Material shown:
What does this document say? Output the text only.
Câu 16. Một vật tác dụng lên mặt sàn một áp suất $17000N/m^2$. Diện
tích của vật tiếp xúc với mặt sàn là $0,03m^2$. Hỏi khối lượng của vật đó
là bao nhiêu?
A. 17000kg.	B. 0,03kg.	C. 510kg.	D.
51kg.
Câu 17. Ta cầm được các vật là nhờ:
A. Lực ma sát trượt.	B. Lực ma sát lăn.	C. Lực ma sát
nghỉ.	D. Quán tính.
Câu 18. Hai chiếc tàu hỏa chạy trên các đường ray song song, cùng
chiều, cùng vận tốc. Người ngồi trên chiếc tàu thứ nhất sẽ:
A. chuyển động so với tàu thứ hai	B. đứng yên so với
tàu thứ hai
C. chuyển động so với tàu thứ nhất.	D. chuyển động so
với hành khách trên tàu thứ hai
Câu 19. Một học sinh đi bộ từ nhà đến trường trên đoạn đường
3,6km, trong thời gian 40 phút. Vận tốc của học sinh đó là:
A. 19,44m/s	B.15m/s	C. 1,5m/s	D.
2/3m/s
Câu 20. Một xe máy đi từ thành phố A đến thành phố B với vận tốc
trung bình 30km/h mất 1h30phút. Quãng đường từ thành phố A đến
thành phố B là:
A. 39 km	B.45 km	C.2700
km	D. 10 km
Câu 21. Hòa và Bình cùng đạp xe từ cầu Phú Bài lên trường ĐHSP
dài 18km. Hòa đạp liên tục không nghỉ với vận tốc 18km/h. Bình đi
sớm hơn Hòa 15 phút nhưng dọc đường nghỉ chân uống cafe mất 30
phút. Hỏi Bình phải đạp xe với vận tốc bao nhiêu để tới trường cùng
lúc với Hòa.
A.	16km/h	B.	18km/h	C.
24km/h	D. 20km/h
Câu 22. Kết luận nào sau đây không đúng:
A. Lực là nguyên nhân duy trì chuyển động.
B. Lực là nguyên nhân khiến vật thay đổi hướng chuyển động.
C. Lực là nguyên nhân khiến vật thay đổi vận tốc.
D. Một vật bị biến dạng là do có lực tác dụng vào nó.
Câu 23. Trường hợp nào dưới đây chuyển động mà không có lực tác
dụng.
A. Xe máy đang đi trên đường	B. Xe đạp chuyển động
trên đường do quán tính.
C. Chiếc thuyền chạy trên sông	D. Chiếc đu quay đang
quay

Work to do: Return each line among the entries that holds the word "dụng".

Solution to this exercise:
Câu 16. Một vật tác dụng lên mặt sàn một áp suất $17000N/m^2$. Diện
D. Một vật bị biến dạng là do có lực tác dụng vào nó.
dụng.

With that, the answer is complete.